══ DATA FOR THIS TASK ══

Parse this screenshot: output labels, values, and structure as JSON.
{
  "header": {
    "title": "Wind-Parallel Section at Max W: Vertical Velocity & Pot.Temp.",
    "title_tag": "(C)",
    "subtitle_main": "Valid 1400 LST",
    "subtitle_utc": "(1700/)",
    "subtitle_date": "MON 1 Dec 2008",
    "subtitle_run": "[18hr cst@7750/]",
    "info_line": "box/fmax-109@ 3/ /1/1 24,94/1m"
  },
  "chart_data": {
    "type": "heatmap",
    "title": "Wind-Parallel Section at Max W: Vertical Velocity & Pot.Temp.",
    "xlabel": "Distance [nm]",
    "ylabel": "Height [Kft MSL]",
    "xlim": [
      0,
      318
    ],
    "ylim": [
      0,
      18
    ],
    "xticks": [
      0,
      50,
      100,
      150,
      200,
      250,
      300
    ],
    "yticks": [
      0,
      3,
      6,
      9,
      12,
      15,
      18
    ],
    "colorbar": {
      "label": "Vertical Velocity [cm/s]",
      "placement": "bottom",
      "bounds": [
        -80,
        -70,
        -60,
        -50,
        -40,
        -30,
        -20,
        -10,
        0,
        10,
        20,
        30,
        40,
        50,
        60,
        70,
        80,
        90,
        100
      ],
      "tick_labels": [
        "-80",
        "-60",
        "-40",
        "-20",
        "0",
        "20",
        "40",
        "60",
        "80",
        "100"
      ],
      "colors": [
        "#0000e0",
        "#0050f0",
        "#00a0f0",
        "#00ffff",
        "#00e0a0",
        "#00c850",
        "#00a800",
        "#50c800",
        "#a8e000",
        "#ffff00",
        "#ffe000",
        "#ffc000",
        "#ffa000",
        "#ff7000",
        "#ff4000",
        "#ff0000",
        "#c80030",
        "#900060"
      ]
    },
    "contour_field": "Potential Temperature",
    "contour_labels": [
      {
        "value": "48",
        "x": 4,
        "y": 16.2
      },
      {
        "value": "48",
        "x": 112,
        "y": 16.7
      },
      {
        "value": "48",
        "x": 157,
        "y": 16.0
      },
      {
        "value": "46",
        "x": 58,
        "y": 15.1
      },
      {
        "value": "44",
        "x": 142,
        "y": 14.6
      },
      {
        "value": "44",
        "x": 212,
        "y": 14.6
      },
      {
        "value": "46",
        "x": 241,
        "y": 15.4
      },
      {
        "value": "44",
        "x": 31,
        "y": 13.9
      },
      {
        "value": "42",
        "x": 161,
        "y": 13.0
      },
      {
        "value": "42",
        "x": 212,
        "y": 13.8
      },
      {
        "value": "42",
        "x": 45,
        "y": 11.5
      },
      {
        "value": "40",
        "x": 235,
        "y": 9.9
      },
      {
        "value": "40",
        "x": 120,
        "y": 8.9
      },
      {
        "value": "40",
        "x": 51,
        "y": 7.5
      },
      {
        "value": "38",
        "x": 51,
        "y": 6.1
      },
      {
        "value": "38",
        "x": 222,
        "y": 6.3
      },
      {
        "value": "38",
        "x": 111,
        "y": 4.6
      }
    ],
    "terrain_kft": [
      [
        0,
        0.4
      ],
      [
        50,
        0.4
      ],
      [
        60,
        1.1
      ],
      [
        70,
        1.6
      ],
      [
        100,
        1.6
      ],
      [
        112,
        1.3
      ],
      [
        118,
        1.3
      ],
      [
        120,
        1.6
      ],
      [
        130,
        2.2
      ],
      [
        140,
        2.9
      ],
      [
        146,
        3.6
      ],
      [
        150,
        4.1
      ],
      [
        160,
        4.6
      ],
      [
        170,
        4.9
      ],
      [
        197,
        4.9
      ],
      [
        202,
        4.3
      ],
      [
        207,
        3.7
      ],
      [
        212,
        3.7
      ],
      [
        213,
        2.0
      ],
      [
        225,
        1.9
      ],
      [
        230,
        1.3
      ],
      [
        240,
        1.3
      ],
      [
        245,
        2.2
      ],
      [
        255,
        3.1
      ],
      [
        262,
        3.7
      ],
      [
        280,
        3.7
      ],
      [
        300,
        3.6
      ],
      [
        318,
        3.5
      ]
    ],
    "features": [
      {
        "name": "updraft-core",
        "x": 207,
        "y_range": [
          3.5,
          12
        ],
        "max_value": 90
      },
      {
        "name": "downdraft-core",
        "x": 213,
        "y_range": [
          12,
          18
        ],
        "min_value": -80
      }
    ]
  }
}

═══

### GOAL
Copy out the full set of records precisely, leaving nothing out.

### THE RESPONSE
Parse this screenshot: output labels, values, and structure as JSON.
{
  "header": {
    "title": "Wind-Parallel Section at Max W: Vertical Velocity & Pot.Temp.",
    "title_tag": "(C)",
    "subtitle_main": "Valid 1400 LST",
    "subtitle_utc": "(1700/)",
    "subtitle_date": "MON 1 Dec 2008",
    "subtitle_run": "[18hr cst@7750/]",
    "info_line": "box/fmax-109@ 3/ /1/1 24,94/1m"
  },
  "chart_data": {
    "type": "heatmap",
    "title": "Wind-Parallel Section at Max W: Vertical Velocity & Pot.Temp.",
    "xlabel": "Distance [nm]",
    "ylabel": "Height [Kft MSL]",
    "xlim": [
      0,
      318
    ],
    "ylim": [
      0,
      18
    ],
    "xticks": [
      0,
      50,
      100,
      150,
      200,
      250,
      300
    ],
    "yticks": [
      0,
      3,
      6,
      9,
      12,
      15,
      18
    ],
    "colorbar": {
      "label": "Vertical Velocity [cm/s]",
      "placement": "bottom",
      "bounds": [
        -80,
        -70,
        -60,
        -50,
        -40,
        -30,
        -20,
        -10,
        0,
        10,
        20,
        30,
        40,
        50,
        60,
        70,
        80,
        90,
        100
      ],
      "tick_labels": [
        "-80",
        "-60",
        "-40",
        "-20",
        "0",
        "20",
        "40",
        "60",
        "80",
        "100"
      ],
      "colors": [
        "#0000e0",
        "#0050f0",
        "#00a0f0",
        "#00ffff",
        "#00e0a0",
        "#00c850",
        "#00a800",
        "#50c800",
        "#a8e000",
        "#ffff00",
        "#ffe000",
        "#ffc000",
        "#ffa000",
        "#ff7000",
        "#ff4000",
        "#ff0000",
        "#c80030",
        "#900060"
      ]
    },
    "contour_field": "Potential Temperature",
    "contour_labels": [
      {
        "value": "48",
        "x": 4,
        "y": 16.2
      },
      {
        "value": "48",
        "x": 112,
        "y": 16.7
      },
      {
        "value": "48",
        "x": 157,
        "y": 16.0
      },
      {
        "value": "46",
        "x": 58,
        "y": 15.1
      },
      {
        "value": "44",
        "x": 142,
        "y": 14.6
      },
      {
        "value": "44",
        "x": 212,
        "y": 14.6
      },
      {
        "value": "46",
        "x": 241,
        "y": 15.4
      },
      {
        "value": "44",
        "x": 31,
        "y": 13.9
      },
      {
        "value": "42",
        "x": 161,
        "y": 13.0
      },
      {
        "value": "42",
        "x": 212,
        "y": 13.8
      },
      {
        "value": "42",
        "x": 45,
        "y": 11.5
      },
      {
        "value": "40",
        "x": 235,
        "y": 9.9
      },
      {
        "value": "40",
        "x": 120,
        "y": 8.9
      },
      {
        "value": "40",
        "x": 51,
        "y": 7.5
      },
      {
        "value": "38",
        "x": 51,
        "y": 6.1
      },
      {
        "value": "38",
        "x": 222,
        "y": 6.3
      },
      {
        "value": "38",
        "x": 111,
        "y": 4.6
      }
    ],
    "terrain_kft": [
      [
        0,
        0.4
      ],
      [
        50,
        0.4
      ],
      [
        60,
        1.1
      ],
      [
        70,
        1.6
      ],
      [
        100,
        1.6
      ],
      [
        112,
        1.3
      ],
      [
        118,
        1.3
      ],
      [
        120,
        1.6
      ],
      [
        130,
        2.2
      ],
      [
        140,
        2.9
      ],
      [
        146,
        3.6
      ],
      [
        150,
        4.1
      ],
      [
        160,
        4.6
      ],
      [
        170,
        4.9
      ],
      [
        197,
        4.9
      ],
      [
        202,
        4.3
      ],
      [
        207,
        3.7
      ],
      [
        212,
        3.7
      ],
      [
        213,
        2.0
      ],
      [
        225,
        1.9
      ],
      [
        230,
        1.3
      ],
      [
        240,
        1.3
      ],
      [
        245,
        2.2
      ],
      [
        255,
        3.1
      ],
      [
        262,
        3.7
      ],
      [
        280,
        3.7
      ],
      [
        300,
        3.6
      ],
      [
        318,
        3.5
      ]
    ],
    "features": [
      {
        "name": "updraft-core",
        "x": 207,
        "y_range": [
          3.5,
          12
        ],
        "max_value": 90
      },
      {
        "name": "downdraft-core",
        "x": 213,
        "y_range": [
          12,
          18
        ],
        "min_value": -80
      }
    ]
  }
}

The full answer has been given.